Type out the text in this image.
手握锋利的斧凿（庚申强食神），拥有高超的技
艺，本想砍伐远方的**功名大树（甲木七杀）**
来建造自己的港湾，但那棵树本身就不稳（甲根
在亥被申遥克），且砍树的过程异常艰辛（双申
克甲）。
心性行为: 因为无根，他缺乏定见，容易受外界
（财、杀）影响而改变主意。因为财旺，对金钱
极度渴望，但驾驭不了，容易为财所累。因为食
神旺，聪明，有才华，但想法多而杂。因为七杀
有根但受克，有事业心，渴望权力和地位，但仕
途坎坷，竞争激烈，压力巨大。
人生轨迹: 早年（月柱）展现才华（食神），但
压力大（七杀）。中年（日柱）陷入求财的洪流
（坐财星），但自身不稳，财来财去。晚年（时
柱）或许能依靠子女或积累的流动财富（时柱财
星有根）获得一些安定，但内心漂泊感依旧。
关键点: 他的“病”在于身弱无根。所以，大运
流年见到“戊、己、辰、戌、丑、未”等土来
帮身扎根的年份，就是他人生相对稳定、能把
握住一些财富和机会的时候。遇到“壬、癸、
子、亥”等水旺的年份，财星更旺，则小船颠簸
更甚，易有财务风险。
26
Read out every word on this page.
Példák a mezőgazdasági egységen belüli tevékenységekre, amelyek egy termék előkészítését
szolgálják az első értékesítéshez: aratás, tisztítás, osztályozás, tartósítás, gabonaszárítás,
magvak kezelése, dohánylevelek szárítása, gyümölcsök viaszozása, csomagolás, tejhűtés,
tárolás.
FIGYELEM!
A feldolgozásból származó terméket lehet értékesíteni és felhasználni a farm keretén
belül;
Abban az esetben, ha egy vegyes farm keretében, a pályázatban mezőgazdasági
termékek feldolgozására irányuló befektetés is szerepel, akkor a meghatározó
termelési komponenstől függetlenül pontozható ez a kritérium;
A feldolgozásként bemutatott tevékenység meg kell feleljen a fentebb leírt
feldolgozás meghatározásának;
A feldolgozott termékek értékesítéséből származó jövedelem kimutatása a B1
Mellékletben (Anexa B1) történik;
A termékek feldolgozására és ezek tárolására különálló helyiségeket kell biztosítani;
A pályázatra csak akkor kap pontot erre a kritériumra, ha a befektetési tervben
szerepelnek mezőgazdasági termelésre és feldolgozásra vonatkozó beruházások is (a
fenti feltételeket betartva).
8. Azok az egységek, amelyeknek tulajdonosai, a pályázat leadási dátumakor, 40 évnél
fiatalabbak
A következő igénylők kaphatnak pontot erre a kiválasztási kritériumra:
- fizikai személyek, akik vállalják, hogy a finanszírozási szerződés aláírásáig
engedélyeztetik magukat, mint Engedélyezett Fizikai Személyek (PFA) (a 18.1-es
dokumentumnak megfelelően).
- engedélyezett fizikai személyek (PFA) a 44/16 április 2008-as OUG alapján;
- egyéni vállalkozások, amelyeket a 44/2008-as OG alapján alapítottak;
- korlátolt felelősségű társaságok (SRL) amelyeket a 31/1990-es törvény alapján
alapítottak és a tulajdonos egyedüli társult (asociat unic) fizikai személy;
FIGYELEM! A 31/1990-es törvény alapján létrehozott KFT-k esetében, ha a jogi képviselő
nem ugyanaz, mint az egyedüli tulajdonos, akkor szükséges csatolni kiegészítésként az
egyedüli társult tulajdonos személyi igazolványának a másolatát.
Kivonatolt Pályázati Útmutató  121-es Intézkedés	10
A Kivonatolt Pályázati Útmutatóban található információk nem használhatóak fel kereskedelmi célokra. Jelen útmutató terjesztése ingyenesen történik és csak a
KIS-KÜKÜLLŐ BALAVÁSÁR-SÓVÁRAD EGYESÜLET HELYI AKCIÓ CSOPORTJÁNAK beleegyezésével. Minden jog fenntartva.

-=-=-

Find the lines of the material that hold the word "származó" and report their count alone.

Written answer
2